# [Task to complete]
Return the entries below verbatim. Pictures stay out.

Exercise material start

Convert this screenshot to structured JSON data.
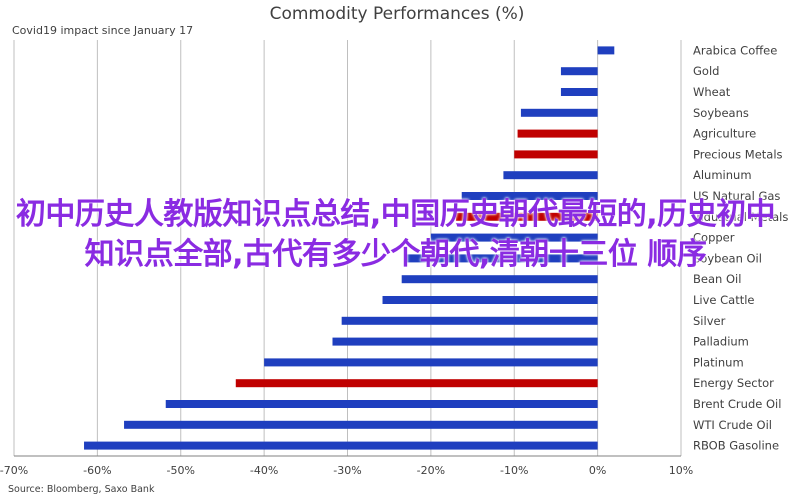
{
  "page": {
    "title": "Commodity Performances (%)",
    "subtitle": "Covid19 impact since January 17",
    "source": "Source: Bloomberg, Saxo Bank",
    "overlay_text": "初中历史人教版知识点总结,中国历史朝代最短的,历史初中知识点全部,古代有多少个朝代,清朝十三位 顺序"
  },
  "colors": {
    "positive_bar": "#1f3fbf",
    "negative_bar": "#1f3fbf",
    "highlight_bar": "#c00000",
    "grid": "#bfbfbf",
    "axis_text": "#404040",
    "overlay_text": "#8a2be2"
  },
  "chart_data": {
    "type": "bar",
    "orientation": "horizontal",
    "title": "Commodity Performances (%)",
    "subtitle": "Covid19 impact since January 17",
    "xlabel": "",
    "ylabel": "",
    "xlim": [
      -70,
      10
    ],
    "x_ticks": [
      -70,
      -60,
      -50,
      -40,
      -30,
      -20,
      -10,
      0,
      10
    ],
    "x_tick_labels": [
      "-70%",
      "-60%",
      "-50%",
      "-40%",
      "-30%",
      "-20%",
      "-10%",
      "0%",
      "10%"
    ],
    "grid": true,
    "categories": [
      "Arabica Coffee",
      "Gold",
      "Wheat",
      "Soybeans",
      "Agriculture",
      "Precious Metals",
      "Aluminum",
      "US Natural Gas",
      "Industrial Metals",
      "Copper",
      "Soybean Oil",
      "Bean Oil",
      "Live Cattle",
      "Silver",
      "Palladium",
      "Platinum",
      "Energy Sector",
      "Brent Crude Oil",
      "WTI Crude Oil",
      "RBOB Gasoline"
    ],
    "category_labels_visible": [
      "Arabica Coffee",
      "Gold",
      "Wheat",
      "Soybeans",
      "Agriculture",
      "Precious Metals",
      "Aluminum",
      "US Natural Gas",
      "Industrial Metals",
      "Copper",
      "Soybean Oil",
      "Bean Oil",
      "Live Cattle",
      "Silver",
      "Palladium",
      "Platinum",
      "Energy Sector",
      "Brent Crude Oil",
      "WTI Crude Oil",
      "RBOB Gasoline"
    ],
    "values": [
      2,
      -4.4,
      -4.4,
      -9.2,
      -9.6,
      -10,
      -11.3,
      -16.3,
      -17,
      -20,
      -23,
      -23.5,
      -25.8,
      -30.7,
      -31.8,
      -40,
      -43.4,
      -51.8,
      -56.8,
      -61.6
    ],
    "highlight": [
      false,
      false,
      false,
      false,
      true,
      true,
      false,
      false,
      true,
      false,
      false,
      false,
      false,
      false,
      false,
      false,
      true,
      false,
      false,
      false
    ]
  }
}
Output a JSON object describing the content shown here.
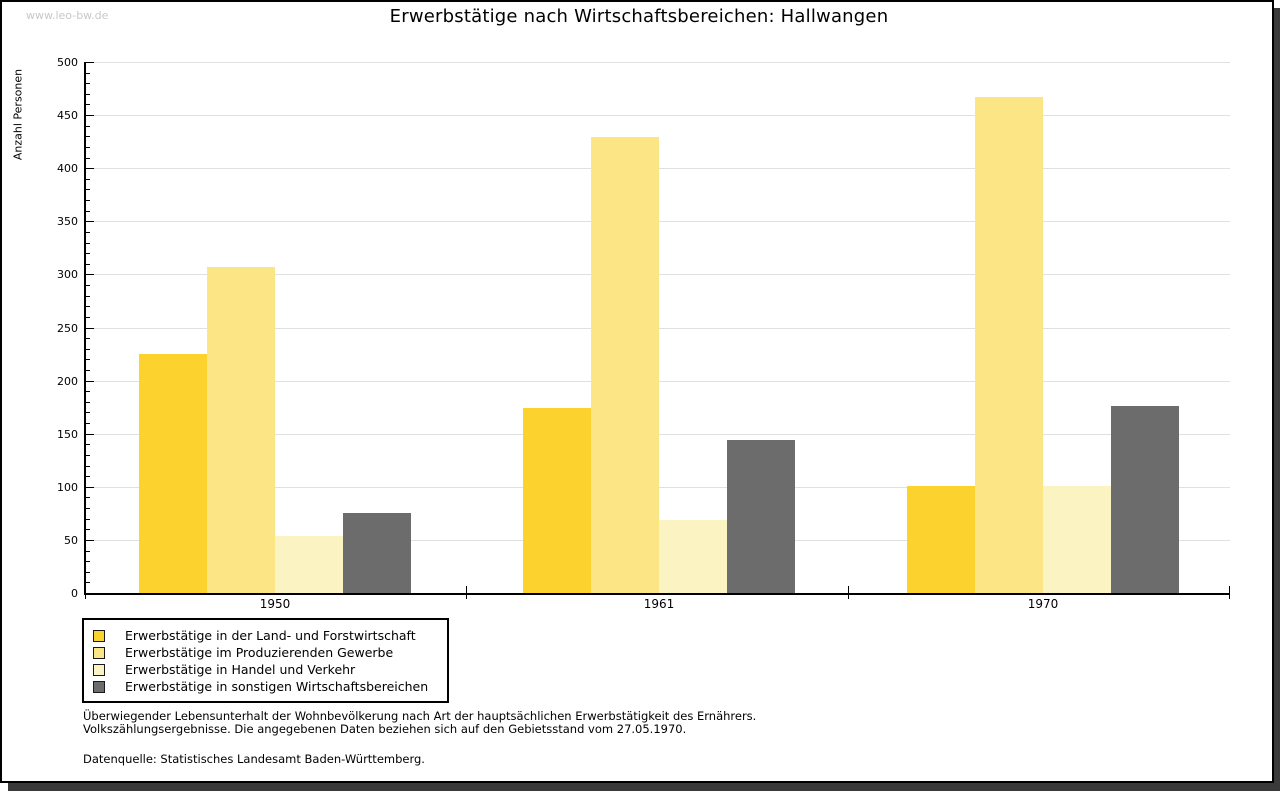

Exercise material end

# [The output]
Convert this screenshot to structured JSON data.
{
  "page": {
    "title": "Commodity Performances (%)",
    "subtitle": "Covid19 impact since January 17",
    "source": "Source: Bloomberg, Saxo Bank",
    "overlay_text": "初中历史人教版知识点总结,中国历史朝代最短的,历史初中知识点全部,古代有多少个朝代,清朝十三位 顺序"
  },
  "colors": {
    "positive_bar": "#1f3fbf",
    "negative_bar": "#1f3fbf",
    "highlight_bar": "#c00000",
    "grid": "#bfbfbf",
    "axis_text": "#404040",
    "overlay_text": "#8a2be2"
  },
  "chart_data": {
    "type": "bar",
    "orientation": "horizontal",
    "title": "Commodity Performances (%)",
    "subtitle": "Covid19 impact since January 17",
    "xlabel": "",
    "ylabel": "",
    "xlim": [
      -70,
      10
    ],
    "x_ticks": [
      -70,
      -60,
      -50,
      -40,
      -30,
      -20,
      -10,
      0,
      10
    ],
    "x_tick_labels": [
      "-70%",
      "-60%",
      "-50%",
      "-40%",
      "-30%",
      "-20%",
      "-10%",
      "0%",
      "10%"
    ],
    "grid": true,
    "categories": [
      "Arabica Coffee",
      "Gold",
      "Wheat",
      "Soybeans",
      "Agriculture",
      "Precious Metals",
      "Aluminum",
      "US Natural Gas",
      "Industrial Metals",
      "Copper",
      "Soybean Oil",
      "Bean Oil",
      "Live Cattle",
      "Silver",
      "Palladium",
      "Platinum",
      "Energy Sector",
      "Brent Crude Oil",
      "WTI Crude Oil",
      "RBOB Gasoline"
    ],
    "category_labels_visible": [
      "Arabica Coffee",
      "Gold",
      "Wheat",
      "Soybeans",
      "Agriculture",
      "Precious Metals",
      "Aluminum",
      "US Natural Gas",
      "Industrial Metals",
      "Copper",
      "Soybean Oil",
      "Bean Oil",
      "Live Cattle",
      "Silver",
      "Palladium",
      "Platinum",
      "Energy Sector",
      "Brent Crude Oil",
      "WTI Crude Oil",
      "RBOB Gasoline"
    ],
    "values": [
      2,
      -4.4,
      -4.4,
      -9.2,
      -9.6,
      -10,
      -11.3,
      -16.3,
      -17,
      -20,
      -23,
      -23.5,
      -25.8,
      -30.7,
      -31.8,
      -40,
      -43.4,
      -51.8,
      -56.8,
      -61.6
    ],
    "highlight": [
      false,
      false,
      false,
      false,
      true,
      true,
      false,
      false,
      true,
      false,
      false,
      false,
      false,
      false,
      false,
      false,
      true,
      false,
      false,
      false
    ]
  }
}
Output a JSON object describing the content shown here.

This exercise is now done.